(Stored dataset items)
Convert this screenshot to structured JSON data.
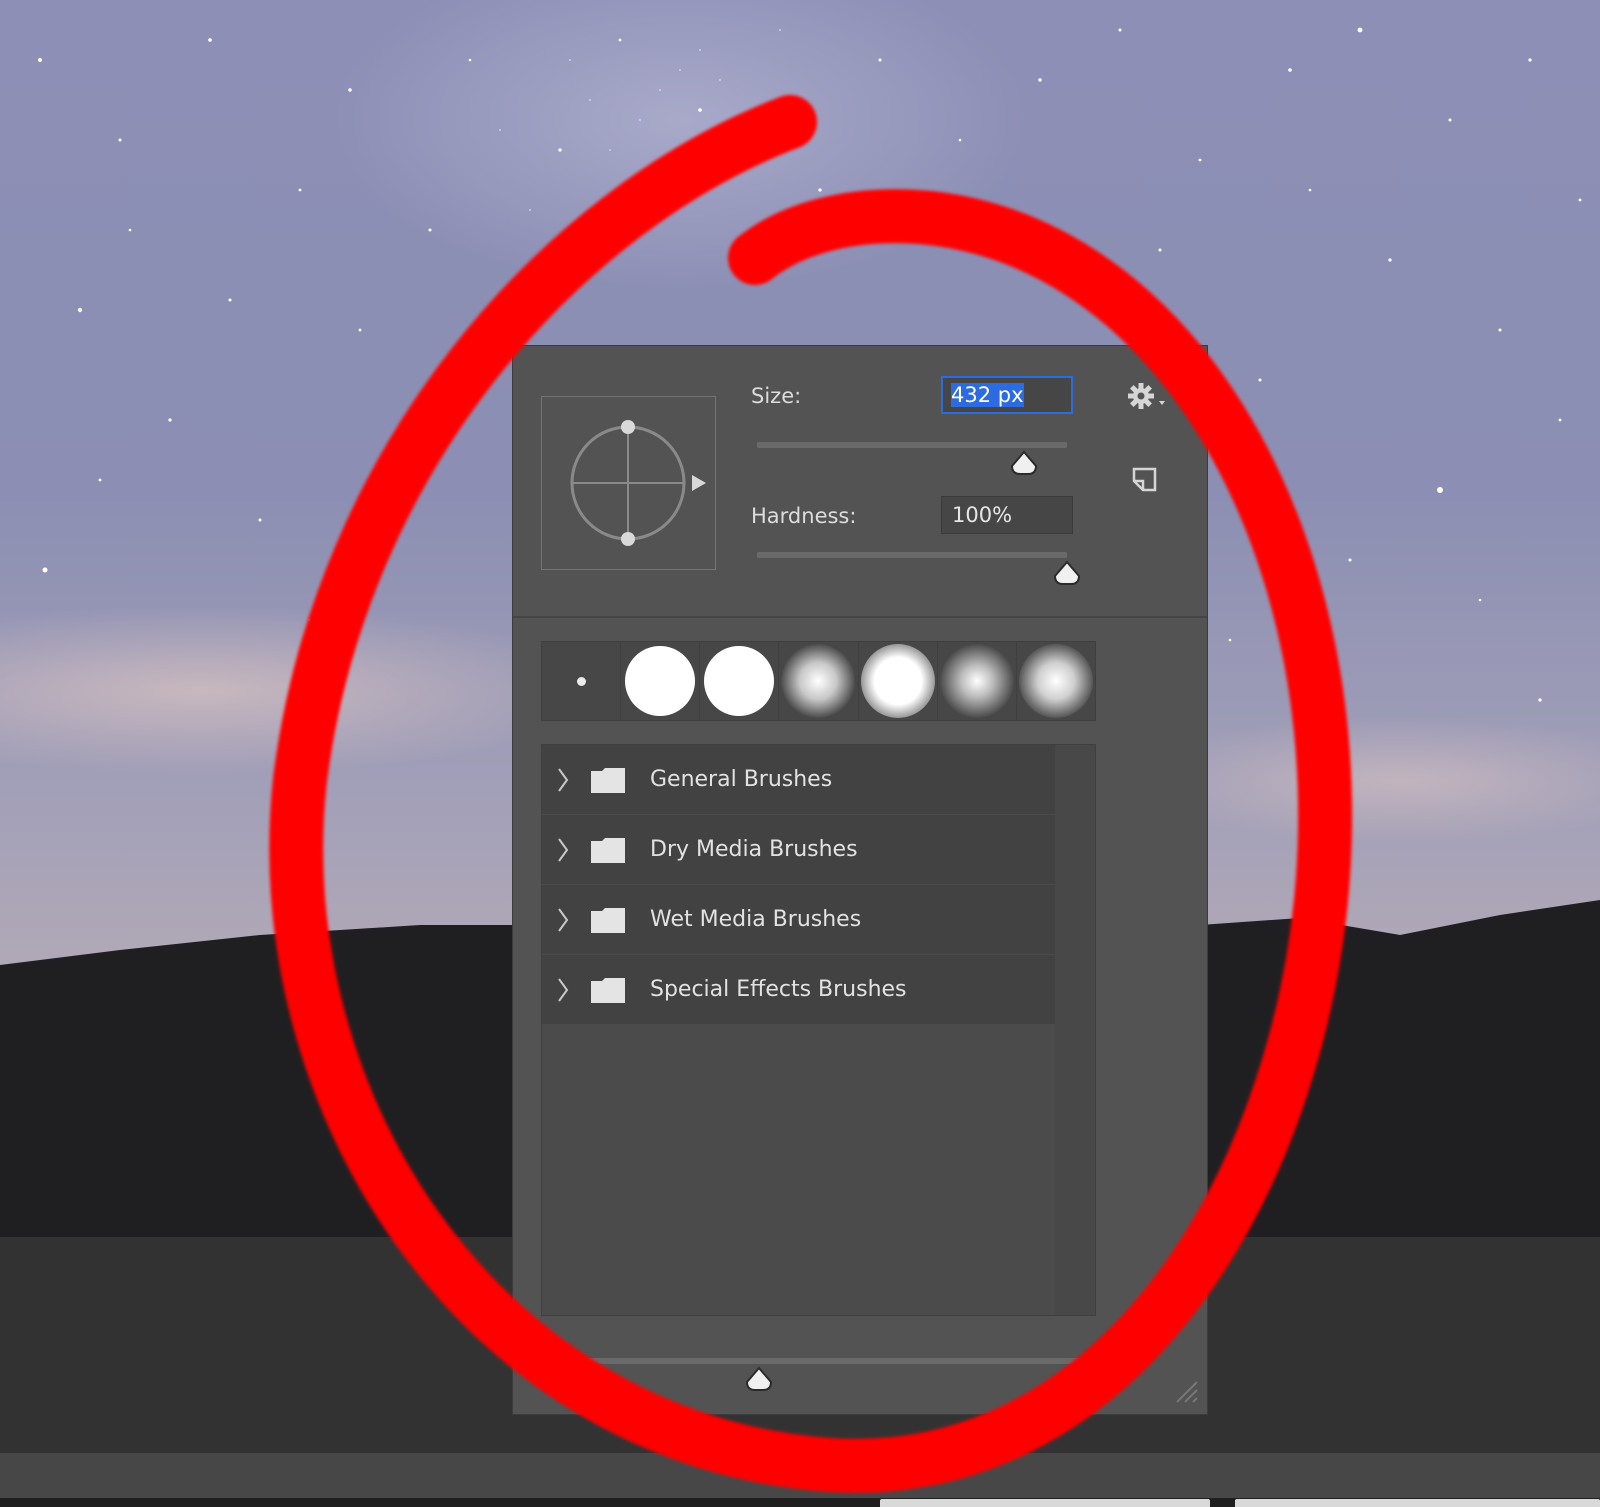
{
  "brush_panel": {
    "size_label": "Size:",
    "size_value": "432 px",
    "size_slider_fraction": 0.86,
    "hardness_label": "Hardness:",
    "hardness_value": "100%",
    "hardness_slider_fraction": 1.0,
    "preview_slider_fraction": 0.38,
    "gear_icon": "gear-icon",
    "new_preset_icon": "new-preset-icon",
    "recent_tips": [
      {
        "name": "tiny-hard-round"
      },
      {
        "name": "hard-round"
      },
      {
        "name": "hard-round-large"
      },
      {
        "name": "soft-round"
      },
      {
        "name": "soft-round-medium"
      },
      {
        "name": "soft-round-large"
      },
      {
        "name": "soft-round-xlarge"
      }
    ],
    "folders": [
      {
        "label": "General Brushes"
      },
      {
        "label": "Dry Media Brushes"
      },
      {
        "label": "Wet Media Brushes"
      },
      {
        "label": "Special Effects Brushes"
      }
    ]
  },
  "colors": {
    "annotation": "#ff0000",
    "selection": "#2d6be0",
    "panel": "#535353"
  }
}
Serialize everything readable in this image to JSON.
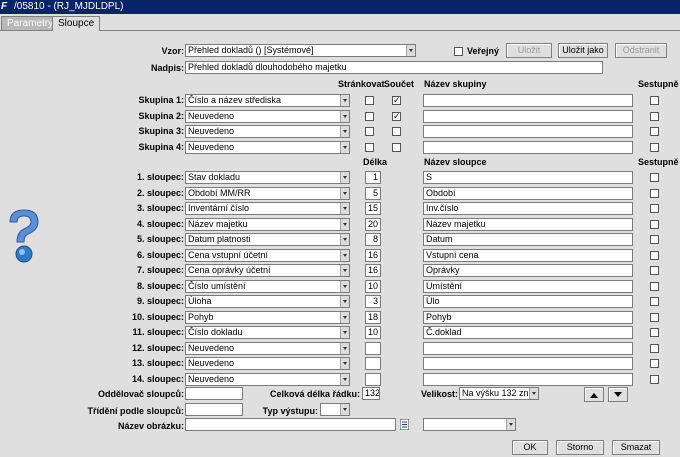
{
  "window": {
    "title": "/05810 - (RJ_MJDLDPL)",
    "logo": "F"
  },
  "tabs": [
    {
      "label": "Parametry",
      "active": false
    },
    {
      "label": "Sloupce",
      "active": true
    }
  ],
  "top": {
    "vzor_label": "Vzor:",
    "vzor_value": "Přehled dokladů  ()  [Systémové]",
    "verejny_label": "Veřejný",
    "verejny_checked": false,
    "ulozit": "Uložit",
    "ulozit_jako": "Uložit jako",
    "odstranit": "Odstranit",
    "nadpis_label": "Nadpis:",
    "nadpis_value": "Přehled dokladů dlouhodobého majetku"
  },
  "group_headers": {
    "strankovat": "Stránkovat",
    "soucet": "Součet",
    "nazev_skupiny": "Název skupiny",
    "sestupne": "Sestupně"
  },
  "groups": [
    {
      "label": "Skupina 1:",
      "value": "Číslo a název střediska",
      "strankovat": false,
      "soucet": true,
      "name": "",
      "sestupne": false
    },
    {
      "label": "Skupina 2:",
      "value": "Neuvedeno",
      "strankovat": false,
      "soucet": true,
      "name": "",
      "sestupne": false
    },
    {
      "label": "Skupina 3:",
      "value": "Neuvedeno",
      "strankovat": false,
      "soucet": false,
      "name": "",
      "sestupne": false
    },
    {
      "label": "Skupina 4:",
      "value": "Neuvedeno",
      "strankovat": false,
      "soucet": false,
      "name": "",
      "sestupne": false
    }
  ],
  "col_headers": {
    "delka": "Délka",
    "nazev_sloupce": "Název sloupce",
    "sestupne": "Sestupně"
  },
  "columns": [
    {
      "label": "1. sloupec:",
      "value": "Stav dokladu",
      "delka": "1",
      "name": "S"
    },
    {
      "label": "2. sloupec:",
      "value": "Období MM/RR",
      "delka": "5",
      "name": "Období"
    },
    {
      "label": "3. sloupec:",
      "value": "Inventární číslo",
      "delka": "15",
      "name": "Inv.číslo"
    },
    {
      "label": "4. sloupec:",
      "value": "Název majetku",
      "delka": "20",
      "name": "Název majetku"
    },
    {
      "label": "5. sloupec:",
      "value": "Datum platnosti",
      "delka": "8",
      "name": "Datum"
    },
    {
      "label": "6. sloupec:",
      "value": "Cena vstupní účetní",
      "delka": "16",
      "name": "Vstupní cena"
    },
    {
      "label": "7. sloupec:",
      "value": "Cena oprávky účetní",
      "delka": "16",
      "name": "Oprávky"
    },
    {
      "label": "8. sloupec:",
      "value": "Číslo umístění",
      "delka": "10",
      "name": "Umístění"
    },
    {
      "label": "9. sloupec:",
      "value": "Úloha",
      "delka": "3",
      "name": "Úlo"
    },
    {
      "label": "10. sloupec:",
      "value": "Pohyb",
      "delka": "18",
      "name": "Pohyb"
    },
    {
      "label": "11. sloupec:",
      "value": "Číslo dokladu",
      "delka": "10",
      "name": "Č.doklad"
    },
    {
      "label": "12. sloupec:",
      "value": "Neuvedeno",
      "delka": "",
      "name": ""
    },
    {
      "label": "13. sloupec:",
      "value": "Neuvedeno",
      "delka": "",
      "name": ""
    },
    {
      "label": "14. sloupec:",
      "value": "Neuvedeno",
      "delka": "",
      "name": ""
    }
  ],
  "bottom": {
    "oddelovac_label": "Oddělovač sloupců:",
    "oddelovac_value": "",
    "celkova_label": "Celková délka řádku:",
    "celkova_value": "132",
    "velikost_label": "Velikost:",
    "velikost_value": "Na výšku 132 zn.",
    "trideni_label": "Třídění podle sloupců:",
    "trideni_value": "",
    "typ_label": "Typ výstupu:",
    "typ_value": "",
    "obrazek_label": "Název obrázku:",
    "obrazek_value": "",
    "obrazek_combo": ""
  },
  "buttons": {
    "ok": "OK",
    "storno": "Storno",
    "smazat": "Smazat"
  },
  "icons": {
    "logo": "app-logo-icon",
    "help": "help-question-icon",
    "up": "arrow-up-icon",
    "down": "arrow-down-icon",
    "list": "list-icon"
  },
  "colors": {
    "titlebar": "#0a246a",
    "background": "#dfdfdf"
  }
}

▸ Exercise description
Except for the pictures, copy every line of the records above exactly.

▸ Exercise response
Convert this screenshot to structured JSON data.
{
  "brush_panel": {
    "size_label": "Size:",
    "size_value": "432 px",
    "size_slider_fraction": 0.86,
    "hardness_label": "Hardness:",
    "hardness_value": "100%",
    "hardness_slider_fraction": 1.0,
    "preview_slider_fraction": 0.38,
    "gear_icon": "gear-icon",
    "new_preset_icon": "new-preset-icon",
    "recent_tips": [
      {
        "name": "tiny-hard-round"
      },
      {
        "name": "hard-round"
      },
      {
        "name": "hard-round-large"
      },
      {
        "name": "soft-round"
      },
      {
        "name": "soft-round-medium"
      },
      {
        "name": "soft-round-large"
      },
      {
        "name": "soft-round-xlarge"
      }
    ],
    "folders": [
      {
        "label": "General Brushes"
      },
      {
        "label": "Dry Media Brushes"
      },
      {
        "label": "Wet Media Brushes"
      },
      {
        "label": "Special Effects Brushes"
      }
    ]
  },
  "colors": {
    "annotation": "#ff0000",
    "selection": "#2d6be0",
    "panel": "#535353"
  }
}
Serialize everything readable in this image to JSON.
{
  "window": {
    "title": "/05810 - (RJ_MJDLDPL)",
    "logo": "F"
  },
  "tabs": [
    {
      "label": "Parametry",
      "active": false
    },
    {
      "label": "Sloupce",
      "active": true
    }
  ],
  "top": {
    "vzor_label": "Vzor:",
    "vzor_value": "Přehled dokladů  ()  [Systémové]",
    "verejny_label": "Veřejný",
    "verejny_checked": false,
    "ulozit": "Uložit",
    "ulozit_jako": "Uložit jako",
    "odstranit": "Odstranit",
    "nadpis_label": "Nadpis:",
    "nadpis_value": "Přehled dokladů dlouhodobého majetku"
  },
  "group_headers": {
    "strankovat": "Stránkovat",
    "soucet": "Součet",
    "nazev_skupiny": "Název skupiny",
    "sestupne": "Sestupně"
  },
  "groups": [
    {
      "label": "Skupina 1:",
      "value": "Číslo a název střediska",
      "strankovat": false,
      "soucet": true,
      "name": "",
      "sestupne": false
    },
    {
      "label": "Skupina 2:",
      "value": "Neuvedeno",
      "strankovat": false,
      "soucet": true,
      "name": "",
      "sestupne": false
    },
    {
      "label": "Skupina 3:",
      "value": "Neuvedeno",
      "strankovat": false,
      "soucet": false,
      "name": "",
      "sestupne": false
    },
    {
      "label": "Skupina 4:",
      "value": "Neuvedeno",
      "strankovat": false,
      "soucet": false,
      "name": "",
      "sestupne": false
    }
  ],
  "col_headers": {
    "delka": "Délka",
    "nazev_sloupce": "Název sloupce",
    "sestupne": "Sestupně"
  },
  "columns": [
    {
      "label": "1. sloupec:",
      "value": "Stav dokladu",
      "delka": "1",
      "name": "S"
    },
    {
      "label": "2. sloupec:",
      "value": "Období MM/RR",
      "delka": "5",
      "name": "Období"
    },
    {
      "label": "3. sloupec:",
      "value": "Inventární číslo",
      "delka": "15",
      "name": "Inv.číslo"
    },
    {
      "label": "4. sloupec:",
      "value": "Název majetku",
      "delka": "20",
      "name": "Název majetku"
    },
    {
      "label": "5. sloupec:",
      "value": "Datum platnosti",
      "delka": "8",
      "name": "Datum"
    },
    {
      "label": "6. sloupec:",
      "value": "Cena vstupní účetní",
      "delka": "16",
      "name": "Vstupní cena"
    },
    {
      "label": "7. sloupec:",
      "value": "Cena oprávky účetní",
      "delka": "16",
      "name": "Oprávky"
    },
    {
      "label": "8. sloupec:",
      "value": "Číslo umístění",
      "delka": "10",
      "name": "Umístění"
    },
    {
      "label": "9. sloupec:",
      "value": "Úloha",
      "delka": "3",
      "name": "Úlo"
    },
    {
      "label": "10. sloupec:",
      "value": "Pohyb",
      "delka": "18",
      "name": "Pohyb"
    },
    {
      "label": "11. sloupec:",
      "value": "Číslo dokladu",
      "delka": "10",
      "name": "Č.doklad"
    },
    {
      "label": "12. sloupec:",
      "value": "Neuvedeno",
      "delka": "",
      "name": ""
    },
    {
      "label": "13. sloupec:",
      "value": "Neuvedeno",
      "delka": "",
      "name": ""
    },
    {
      "label": "14. sloupec:",
      "value": "Neuvedeno",
      "delka": "",
      "name": ""
    }
  ],
  "bottom": {
    "oddelovac_label": "Oddělovač sloupců:",
    "oddelovac_value": "",
    "celkova_label": "Celková délka řádku:",
    "celkova_value": "132",
    "velikost_label": "Velikost:",
    "velikost_value": "Na výšku 132 zn.",
    "trideni_label": "Třídění podle sloupců:",
    "trideni_value": "",
    "typ_label": "Typ výstupu:",
    "typ_value": "",
    "obrazek_label": "Název obrázku:",
    "obrazek_value": "",
    "obrazek_combo": ""
  },
  "buttons": {
    "ok": "OK",
    "storno": "Storno",
    "smazat": "Smazat"
  },
  "icons": {
    "logo": "app-logo-icon",
    "help": "help-question-icon",
    "up": "arrow-up-icon",
    "down": "arrow-down-icon",
    "list": "list-icon"
  },
  "colors": {
    "titlebar": "#0a246a",
    "background": "#dfdfdf"
  }
}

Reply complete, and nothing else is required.